- _Figure record listings_:
********************

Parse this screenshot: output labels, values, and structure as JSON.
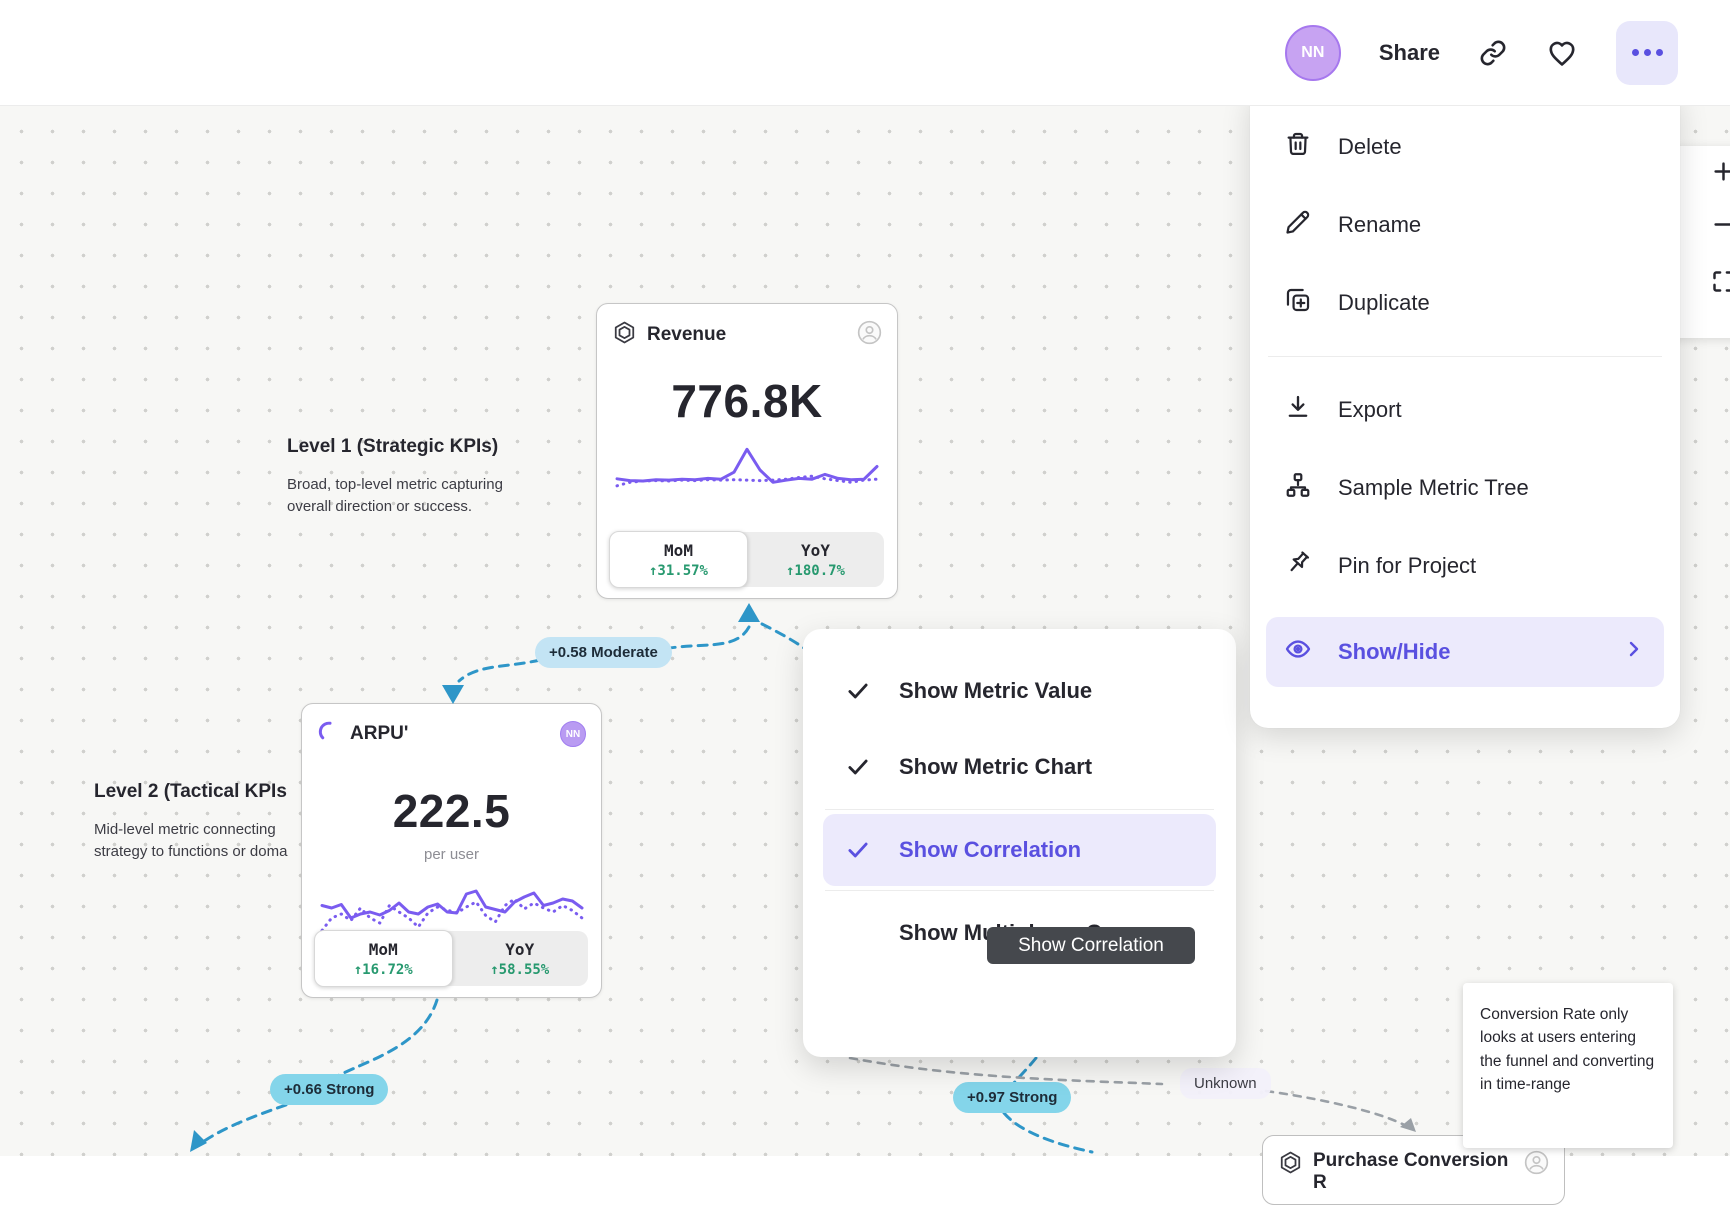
{
  "topbar": {
    "avatar_initials": "NN",
    "share_label": "Share"
  },
  "menu": {
    "items": [
      {
        "label": "Delete",
        "icon": "trash-icon"
      },
      {
        "label": "Rename",
        "icon": "pencil-icon"
      },
      {
        "label": "Duplicate",
        "icon": "duplicate-icon"
      },
      {
        "label": "Export",
        "icon": "download-icon"
      },
      {
        "label": "Sample Metric Tree",
        "icon": "metric-tree-icon"
      },
      {
        "label": "Pin for Project",
        "icon": "pin-icon"
      },
      {
        "label": "Show/Hide",
        "icon": "eye-icon",
        "active": true
      }
    ]
  },
  "context_menu": {
    "items": [
      {
        "label": "Show Metric Value",
        "checked": true
      },
      {
        "label": "Show Metric Chart",
        "checked": true
      },
      {
        "label": "Show Correlation",
        "checked": true,
        "active": true
      },
      {
        "label": "Show Multiplayer Cursors",
        "checked": false
      }
    ],
    "tooltip": "Show Correlation"
  },
  "cards": {
    "revenue": {
      "title": "Revenue",
      "value": "776.8K",
      "mom_label": "MoM",
      "mom_value": "↑31.57%",
      "yoy_label": "YoY",
      "yoy_value": "↑180.7%"
    },
    "arpu": {
      "title": "ARPU'",
      "value": "222.5",
      "unit": "per user",
      "avatar_initials": "NN",
      "mom_label": "MoM",
      "mom_value": "↑16.72%",
      "yoy_label": "YoY",
      "yoy_value": "↑58.55%"
    },
    "purchase": {
      "title": "Purchase Conversion R"
    }
  },
  "labels": {
    "level1_title": "Level 1 (Strategic KPIs)",
    "level1_desc_line1": "Broad, top-level metric capturing",
    "level1_desc_line2": "overall direction or success.",
    "level2_title": "Level 2 (Tactical KPIs",
    "level2_desc_line1": "Mid-level metric connecting",
    "level2_desc_line2": "strategy to functions or doma"
  },
  "badges": {
    "rev_arpu": {
      "label": "+0.58 Moderate",
      "tone": "moderate"
    },
    "arpu_down": {
      "label": "+0.66 Strong",
      "tone": "strong"
    },
    "mid_down": {
      "label": "+0.97 Strong",
      "tone": "strong"
    },
    "unknown": {
      "label": "Unknown",
      "tone": "unknown"
    }
  },
  "note_tooltip": {
    "text": "Conversion Rate only looks at users entering the funnel and converting in time-range"
  },
  "colors": {
    "accent_purple": "#5a50e0",
    "chart_purple": "#7a5cf0",
    "positive_green": "#27996f",
    "correlation_blue": "#2e96c8",
    "badge_moderate": "#c3e4f4",
    "badge_strong": "#84d5ea",
    "menu_highlight": "#eceafc",
    "dark_tooltip_bg": "#45484d"
  },
  "chart_data": [
    {
      "type": "line",
      "name": "Revenue sparkline",
      "legend_position": "none",
      "grid": false,
      "series": [
        {
          "name": "current",
          "style": "solid",
          "values": [
            0.3,
            0.26,
            0.25,
            0.28,
            0.27,
            0.29,
            0.28,
            0.31,
            0.29,
            0.45,
            0.97,
            0.5,
            0.22,
            0.27,
            0.31,
            0.29,
            0.4,
            0.31,
            0.28,
            0.29,
            0.58
          ]
        },
        {
          "name": "previous-period",
          "style": "dotted",
          "values": [
            0.14,
            0.22,
            0.25,
            0.26,
            0.25,
            0.27,
            0.26,
            0.28,
            0.27,
            0.28,
            0.27,
            0.26,
            0.27,
            0.29,
            0.33,
            0.36,
            0.3,
            0.26,
            0.22,
            0.27,
            0.29
          ]
        }
      ]
    },
    {
      "type": "line",
      "name": "ARPU sparkline",
      "legend_position": "none",
      "grid": false,
      "series": [
        {
          "name": "current",
          "style": "solid",
          "values": [
            0.55,
            0.5,
            0.57,
            0.3,
            0.38,
            0.42,
            0.36,
            0.45,
            0.6,
            0.42,
            0.38,
            0.52,
            0.58,
            0.42,
            0.4,
            0.78,
            0.84,
            0.52,
            0.47,
            0.42,
            0.62,
            0.72,
            0.8,
            0.55,
            0.6,
            0.68,
            0.64,
            0.5
          ]
        },
        {
          "name": "previous-period",
          "style": "dotted",
          "values": [
            0.05,
            0.3,
            0.38,
            0.25,
            0.5,
            0.3,
            0.2,
            0.55,
            0.42,
            0.3,
            0.12,
            0.4,
            0.52,
            0.46,
            0.4,
            0.52,
            0.62,
            0.35,
            0.22,
            0.55,
            0.68,
            0.48,
            0.6,
            0.5,
            0.42,
            0.55,
            0.45,
            0.3
          ]
        }
      ]
    }
  ]
}
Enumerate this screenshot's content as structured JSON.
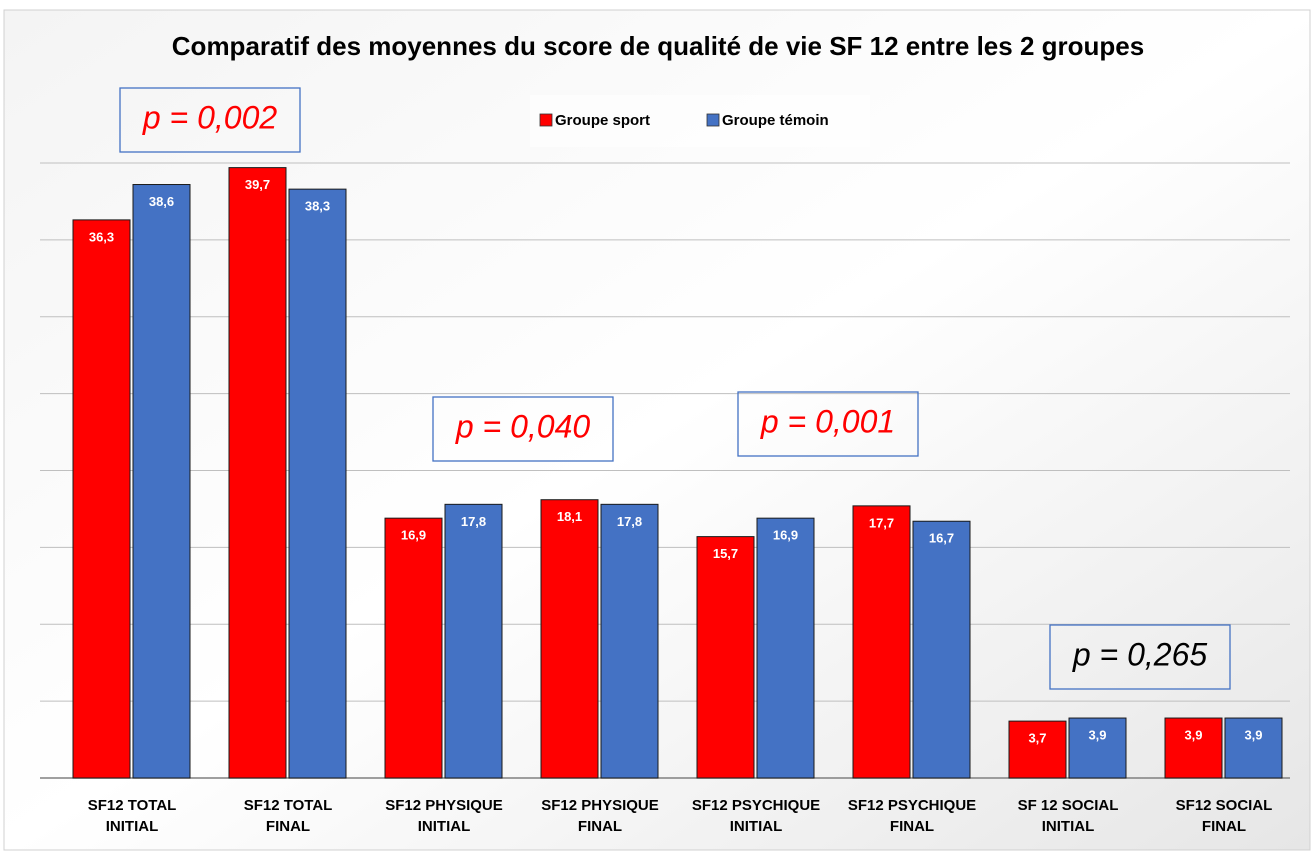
{
  "chart_data": {
    "type": "bar",
    "title": "Comparatif des moyennes du score de qualité de vie SF 12 entre les 2 groupes",
    "categories": [
      "SF12 TOTAL\nINITIAL",
      "SF12 TOTAL\nFINAL",
      "SF12 PHYSIQUE\nINITIAL",
      "SF12 PHYSIQUE\nFINAL",
      "SF12 PSYCHIQUE\nINITIAL",
      "SF12 PSYCHIQUE\nFINAL",
      "SF 12 SOCIAL\nINITIAL",
      "SF12 SOCIAL\nFINAL"
    ],
    "series": [
      {
        "name": "Groupe sport",
        "color": "#ff0000",
        "values": [
          36.3,
          39.7,
          16.9,
          18.1,
          15.7,
          17.7,
          3.7,
          3.9
        ],
        "value_labels": [
          "36,3",
          "39,7",
          "16,9",
          "18,1",
          "15,7",
          "17,7",
          "3,7",
          "3,9"
        ]
      },
      {
        "name": "Groupe témoin",
        "color": "#4472c4",
        "values": [
          38.6,
          38.3,
          17.8,
          17.8,
          16.9,
          16.7,
          3.9,
          3.9
        ],
        "value_labels": [
          "38,6",
          "38,3",
          "17,8",
          "17,8",
          "16,9",
          "16,7",
          "3,9",
          "3,9"
        ]
      }
    ],
    "annotations": [
      "p = 0,002",
      "p = 0,040",
      "p = 0,001",
      "p = 0,265"
    ],
    "ylim": [
      0,
      40
    ],
    "yticks": [
      0,
      5,
      10,
      15,
      20,
      25,
      30,
      35,
      40
    ],
    "grid": true,
    "legend": "top"
  }
}
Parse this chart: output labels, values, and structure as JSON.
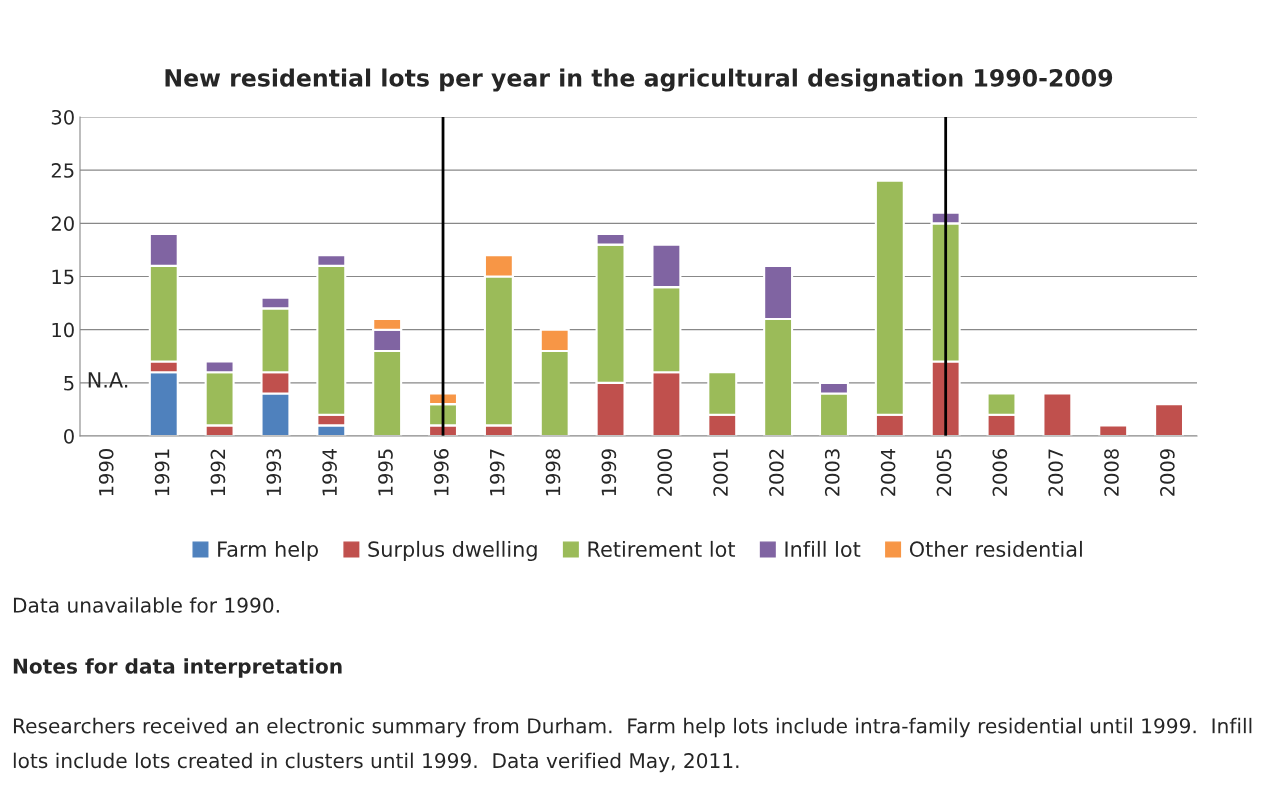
{
  "chart_data": {
    "type": "bar",
    "title": "New residential lots per year in the agricultural designation 1990-2009",
    "stacked": true,
    "categories": [
      "1990",
      "1991",
      "1992",
      "1993",
      "1994",
      "1995",
      "1996",
      "1997",
      "1998",
      "1999",
      "2000",
      "2001",
      "2002",
      "2003",
      "2004",
      "2005",
      "2006",
      "2007",
      "2008",
      "2009"
    ],
    "series": [
      {
        "name": "Farm help",
        "color": "#4f81bd",
        "values": [
          null,
          6,
          0,
          4,
          1,
          0,
          0,
          0,
          0,
          0,
          0,
          0,
          0,
          0,
          0,
          0,
          0,
          0,
          0,
          0
        ]
      },
      {
        "name": "Surplus dwelling",
        "color": "#c0504d",
        "values": [
          null,
          1,
          1,
          2,
          1,
          0,
          1,
          1,
          0,
          5,
          6,
          2,
          0,
          0,
          2,
          7,
          2,
          4,
          1,
          3
        ]
      },
      {
        "name": "Retirement lot",
        "color": "#9bbb59",
        "values": [
          null,
          9,
          5,
          6,
          14,
          8,
          2,
          14,
          8,
          13,
          8,
          4,
          11,
          4,
          22,
          13,
          2,
          0,
          0,
          0
        ]
      },
      {
        "name": "Infill lot",
        "color": "#8064a2",
        "values": [
          null,
          3,
          1,
          1,
          1,
          2,
          0,
          0,
          0,
          1,
          4,
          0,
          5,
          1,
          0,
          1,
          0,
          0,
          0,
          0
        ]
      },
      {
        "name": "Other residential",
        "color": "#f79646",
        "values": [
          null,
          0,
          0,
          0,
          0,
          1,
          1,
          2,
          2,
          0,
          0,
          0,
          0,
          0,
          0,
          0,
          0,
          0,
          0,
          0
        ]
      }
    ],
    "ylim": [
      0,
      30
    ],
    "yticks": [
      0,
      5,
      10,
      15,
      20,
      25,
      30
    ],
    "grid": "y",
    "legend": "bottom",
    "ref_lines": [
      {
        "axis": "x",
        "value": "1996",
        "color": "#000000"
      },
      {
        "axis": "x",
        "value": "2005",
        "color": "#000000"
      }
    ],
    "annotations": [
      "N.A.",
      "Data unavailable for 1990.",
      "Notes for data interpretation",
      "Researchers received an electronic summary from Durham.  Farm help lots include intra-family residential until 1999.  Infill lots include lots created in clusters until 1999.  Data verified May, 2011."
    ]
  }
}
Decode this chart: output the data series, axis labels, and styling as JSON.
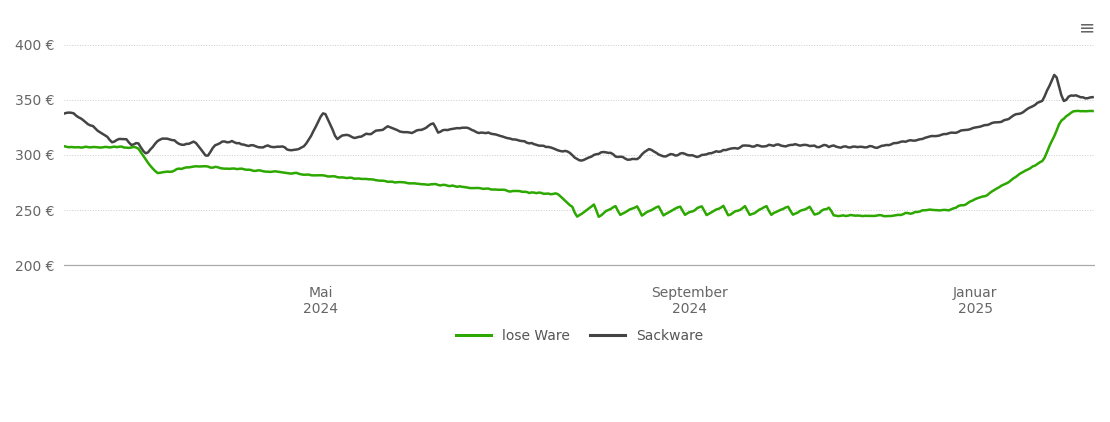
{
  "yticks": [
    200,
    250,
    300,
    350,
    400
  ],
  "ylim": [
    190,
    415
  ],
  "xlim_days": [
    0,
    430
  ],
  "xtick_labels": [
    "Mai\n2024",
    "September\n2024",
    "Januar\n2025"
  ],
  "xtick_positions": [
    107,
    261,
    380
  ],
  "lose_ware_color": "#2ca800",
  "sackware_color": "#444444",
  "bg_color": "#ffffff",
  "grid_color": "#cccccc",
  "legend_labels": [
    "lose Ware",
    "Sackware"
  ],
  "line_width": 1.8
}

********************

- _What the task requires_:
Begin with the line that contains "Decode this chart: output" and repeat every line through the end of the data, exactly and only those lines, leaving out the pictures.

- _Reply to the task_:
Decode this chart: output the data series, axis labels, and styling as JSON.
{
  "yticks": [
    200,
    250,
    300,
    350,
    400
  ],
  "ylim": [
    190,
    415
  ],
  "xlim_days": [
    0,
    430
  ],
  "xtick_labels": [
    "Mai\n2024",
    "September\n2024",
    "Januar\n2025"
  ],
  "xtick_positions": [
    107,
    261,
    380
  ],
  "lose_ware_color": "#2ca800",
  "sackware_color": "#444444",
  "bg_color": "#ffffff",
  "grid_color": "#cccccc",
  "legend_labels": [
    "lose Ware",
    "Sackware"
  ],
  "line_width": 1.8
}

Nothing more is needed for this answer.